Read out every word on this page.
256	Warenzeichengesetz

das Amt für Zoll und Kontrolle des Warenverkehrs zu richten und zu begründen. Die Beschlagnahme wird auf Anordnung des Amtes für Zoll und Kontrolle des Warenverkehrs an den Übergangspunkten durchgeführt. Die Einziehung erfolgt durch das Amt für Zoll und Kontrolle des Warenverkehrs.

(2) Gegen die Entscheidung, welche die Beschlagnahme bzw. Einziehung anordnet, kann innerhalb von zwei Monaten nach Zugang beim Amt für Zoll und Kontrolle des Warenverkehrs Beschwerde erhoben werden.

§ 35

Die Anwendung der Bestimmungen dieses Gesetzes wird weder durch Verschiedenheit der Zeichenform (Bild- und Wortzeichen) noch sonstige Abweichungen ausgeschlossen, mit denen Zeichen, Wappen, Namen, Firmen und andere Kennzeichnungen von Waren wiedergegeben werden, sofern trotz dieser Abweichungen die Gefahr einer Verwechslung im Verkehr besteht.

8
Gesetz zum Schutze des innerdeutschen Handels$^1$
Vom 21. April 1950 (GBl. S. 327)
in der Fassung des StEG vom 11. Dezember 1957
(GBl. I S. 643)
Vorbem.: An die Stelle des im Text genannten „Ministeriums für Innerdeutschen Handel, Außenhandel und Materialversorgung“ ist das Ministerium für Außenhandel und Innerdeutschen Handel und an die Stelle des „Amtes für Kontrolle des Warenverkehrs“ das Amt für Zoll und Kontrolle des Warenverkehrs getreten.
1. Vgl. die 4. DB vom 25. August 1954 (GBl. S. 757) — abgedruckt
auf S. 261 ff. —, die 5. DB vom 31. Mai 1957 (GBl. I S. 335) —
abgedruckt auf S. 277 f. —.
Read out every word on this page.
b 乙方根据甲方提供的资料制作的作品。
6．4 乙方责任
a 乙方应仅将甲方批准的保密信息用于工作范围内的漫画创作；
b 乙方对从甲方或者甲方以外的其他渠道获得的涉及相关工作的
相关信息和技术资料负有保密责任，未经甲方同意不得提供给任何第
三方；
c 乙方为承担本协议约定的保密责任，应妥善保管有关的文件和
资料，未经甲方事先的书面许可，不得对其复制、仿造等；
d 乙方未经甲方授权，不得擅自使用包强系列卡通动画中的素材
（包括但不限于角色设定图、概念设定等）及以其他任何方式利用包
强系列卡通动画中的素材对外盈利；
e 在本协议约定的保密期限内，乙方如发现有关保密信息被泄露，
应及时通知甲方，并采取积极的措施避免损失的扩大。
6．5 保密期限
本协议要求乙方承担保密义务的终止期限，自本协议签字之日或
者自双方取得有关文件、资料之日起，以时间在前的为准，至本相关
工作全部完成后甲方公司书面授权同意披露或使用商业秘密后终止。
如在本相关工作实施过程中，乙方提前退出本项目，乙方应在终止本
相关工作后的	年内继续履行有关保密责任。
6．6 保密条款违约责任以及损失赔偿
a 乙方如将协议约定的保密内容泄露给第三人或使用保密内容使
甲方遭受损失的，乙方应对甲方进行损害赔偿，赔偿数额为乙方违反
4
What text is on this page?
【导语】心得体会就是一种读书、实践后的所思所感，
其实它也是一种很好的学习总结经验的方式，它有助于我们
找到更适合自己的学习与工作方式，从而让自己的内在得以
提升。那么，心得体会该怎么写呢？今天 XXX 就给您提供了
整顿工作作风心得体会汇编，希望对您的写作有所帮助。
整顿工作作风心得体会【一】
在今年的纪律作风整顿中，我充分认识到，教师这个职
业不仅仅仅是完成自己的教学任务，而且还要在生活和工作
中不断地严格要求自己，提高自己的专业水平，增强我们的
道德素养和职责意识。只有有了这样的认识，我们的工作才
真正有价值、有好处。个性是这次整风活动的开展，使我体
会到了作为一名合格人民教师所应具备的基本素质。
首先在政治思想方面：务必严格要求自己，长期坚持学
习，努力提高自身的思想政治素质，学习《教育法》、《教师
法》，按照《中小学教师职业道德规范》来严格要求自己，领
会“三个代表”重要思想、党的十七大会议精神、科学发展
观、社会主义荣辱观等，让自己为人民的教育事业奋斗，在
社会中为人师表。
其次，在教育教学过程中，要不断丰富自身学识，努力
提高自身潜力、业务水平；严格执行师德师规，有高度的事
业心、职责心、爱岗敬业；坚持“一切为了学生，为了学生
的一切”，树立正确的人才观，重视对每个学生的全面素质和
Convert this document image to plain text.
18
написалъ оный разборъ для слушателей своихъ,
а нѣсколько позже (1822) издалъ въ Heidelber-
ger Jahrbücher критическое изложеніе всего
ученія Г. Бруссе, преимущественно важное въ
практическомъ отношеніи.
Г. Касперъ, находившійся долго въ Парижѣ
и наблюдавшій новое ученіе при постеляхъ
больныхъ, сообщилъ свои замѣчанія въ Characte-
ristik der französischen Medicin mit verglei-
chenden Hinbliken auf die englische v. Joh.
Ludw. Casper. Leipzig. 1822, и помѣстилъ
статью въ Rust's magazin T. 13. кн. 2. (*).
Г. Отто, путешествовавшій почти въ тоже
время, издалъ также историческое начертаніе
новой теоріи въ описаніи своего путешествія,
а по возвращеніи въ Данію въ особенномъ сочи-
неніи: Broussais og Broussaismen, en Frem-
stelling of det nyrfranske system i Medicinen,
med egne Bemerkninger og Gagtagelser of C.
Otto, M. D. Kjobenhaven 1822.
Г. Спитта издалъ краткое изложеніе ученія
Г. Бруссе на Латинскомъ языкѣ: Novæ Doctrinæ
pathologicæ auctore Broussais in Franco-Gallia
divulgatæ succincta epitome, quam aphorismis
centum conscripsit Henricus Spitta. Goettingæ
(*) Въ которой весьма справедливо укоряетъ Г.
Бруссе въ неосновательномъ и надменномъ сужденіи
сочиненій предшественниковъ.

• • •

▸ TASK DIRECTIONS:
Repeat the whole listing exactly, keeping every line intact.

▸ THE COMPLETED TASK:
Read out every word on this page.
256	Warenzeichengesetz

das Amt für Zoll und Kontrolle des Warenverkehrs zu richten und zu begründen. Die Beschlagnahme wird auf Anordnung des Amtes für Zoll und Kontrolle des Warenverkehrs an den Übergangspunkten durchgeführt. Die Einziehung erfolgt durch das Amt für Zoll und Kontrolle des Warenverkehrs.

(2) Gegen die Entscheidung, welche die Beschlagnahme bzw. Einziehung anordnet, kann innerhalb von zwei Monaten nach Zugang beim Amt für Zoll und Kontrolle des Warenverkehrs Beschwerde erhoben werden.

§ 35

Die Anwendung der Bestimmungen dieses Gesetzes wird weder durch Verschiedenheit der Zeichenform (Bild- und Wortzeichen) noch sonstige Abweichungen ausgeschlossen, mit denen Zeichen, Wappen, Namen, Firmen und andere Kennzeichnungen von Waren wiedergegeben werden, sofern trotz dieser Abweichungen die Gefahr einer Verwechslung im Verkehr besteht.

8
Gesetz zum Schutze des innerdeutschen Handels$^1$
Vom 21. April 1950 (GBl. S. 327)
in der Fassung des StEG vom 11. Dezember 1957
(GBl. I S. 643)
Vorbem.: An die Stelle des im Text genannten „Ministeriums für Innerdeutschen Handel, Außenhandel und Materialversorgung“ ist das Ministerium für Außenhandel und Innerdeutschen Handel und an die Stelle des „Amtes für Kontrolle des Warenverkehrs“ das Amt für Zoll und Kontrolle des Warenverkehrs getreten.
1. Vgl. die 4. DB vom 25. August 1954 (GBl. S. 757) — abgedruckt
auf S. 261 ff. —, die 5. DB vom 31. Mai 1957 (GBl. I S. 335) —
abgedruckt auf S. 277 f. —.
Read out every word on this page.
b 乙方根据甲方提供的资料制作的作品。
6．4 乙方责任
a 乙方应仅将甲方批准的保密信息用于工作范围内的漫画创作；
b 乙方对从甲方或者甲方以外的其他渠道获得的涉及相关工作的
相关信息和技术资料负有保密责任，未经甲方同意不得提供给任何第
三方；
c 乙方为承担本协议约定的保密责任，应妥善保管有关的文件和
资料，未经甲方事先的书面许可，不得对其复制、仿造等；
d 乙方未经甲方授权，不得擅自使用包强系列卡通动画中的素材
（包括但不限于角色设定图、概念设定等）及以其他任何方式利用包
强系列卡通动画中的素材对外盈利；
e 在本协议约定的保密期限内，乙方如发现有关保密信息被泄露，
应及时通知甲方，并采取积极的措施避免损失的扩大。
6．5 保密期限
本协议要求乙方承担保密义务的终止期限，自本协议签字之日或
者自双方取得有关文件、资料之日起，以时间在前的为准，至本相关
工作全部完成后甲方公司书面授权同意披露或使用商业秘密后终止。
如在本相关工作实施过程中，乙方提前退出本项目，乙方应在终止本
相关工作后的	年内继续履行有关保密责任。
6．6 保密条款违约责任以及损失赔偿
a 乙方如将协议约定的保密内容泄露给第三人或使用保密内容使
甲方遭受损失的，乙方应对甲方进行损害赔偿，赔偿数额为乙方违反
4
What text is on this page?
【导语】心得体会就是一种读书、实践后的所思所感，
其实它也是一种很好的学习总结经验的方式，它有助于我们
找到更适合自己的学习与工作方式，从而让自己的内在得以
提升。那么，心得体会该怎么写呢？今天 XXX 就给您提供了
整顿工作作风心得体会汇编，希望对您的写作有所帮助。
整顿工作作风心得体会【一】
在今年的纪律作风整顿中，我充分认识到，教师这个职
业不仅仅仅是完成自己的教学任务，而且还要在生活和工作
中不断地严格要求自己，提高自己的专业水平，增强我们的
道德素养和职责意识。只有有了这样的认识，我们的工作才
真正有价值、有好处。个性是这次整风活动的开展，使我体
会到了作为一名合格人民教师所应具备的基本素质。
首先在政治思想方面：务必严格要求自己，长期坚持学
习，努力提高自身的思想政治素质，学习《教育法》、《教师
法》，按照《中小学教师职业道德规范》来严格要求自己，领
会“三个代表”重要思想、党的十七大会议精神、科学发展
观、社会主义荣辱观等，让自己为人民的教育事业奋斗，在
社会中为人师表。
其次，在教育教学过程中，要不断丰富自身学识，努力
提高自身潜力、业务水平；严格执行师德师规，有高度的事
业心、职责心、爱岗敬业；坚持“一切为了学生，为了学生
的一切”，树立正确的人才观，重视对每个学生的全面素质和
Convert this document image to plain text.
18
написалъ оный разборъ для слушателей своихъ,
а нѣсколько позже (1822) издалъ въ Heidelber-
ger Jahrbücher критическое изложеніе всего
ученія Г. Бруссе, преимущественно важное въ
практическомъ отношеніи.
Г. Касперъ, находившійся долго въ Парижѣ
и наблюдавшій новое ученіе при постеляхъ
больныхъ, сообщилъ свои замѣчанія въ Characte-
ristik der französischen Medicin mit verglei-
chenden Hinbliken auf die englische v. Joh.
Ludw. Casper. Leipzig. 1822, и помѣстилъ
статью въ Rust's magazin T. 13. кн. 2. (*).
Г. Отто, путешествовавшій почти въ тоже
время, издалъ также историческое начертаніе
новой теоріи въ описаніи своего путешествія,
а по возвращеніи въ Данію въ особенномъ сочи-
неніи: Broussais og Broussaismen, en Frem-
stelling of det nyrfranske system i Medicinen,
med egne Bemerkninger og Gagtagelser of C.
Otto, M. D. Kjobenhaven 1822.
Г. Спитта издалъ краткое изложеніе ученія
Г. Бруссе на Латинскомъ языкѣ: Novæ Doctrinæ
pathologicæ auctore Broussais in Franco-Gallia
divulgatæ succincta epitome, quam aphorismis
centum conscripsit Henricus Spitta. Goettingæ
(*) Въ которой весьма справедливо укоряетъ Г.
Бруссе въ неосновательномъ и надменномъ сужденіи
сочиненій предшественниковъ.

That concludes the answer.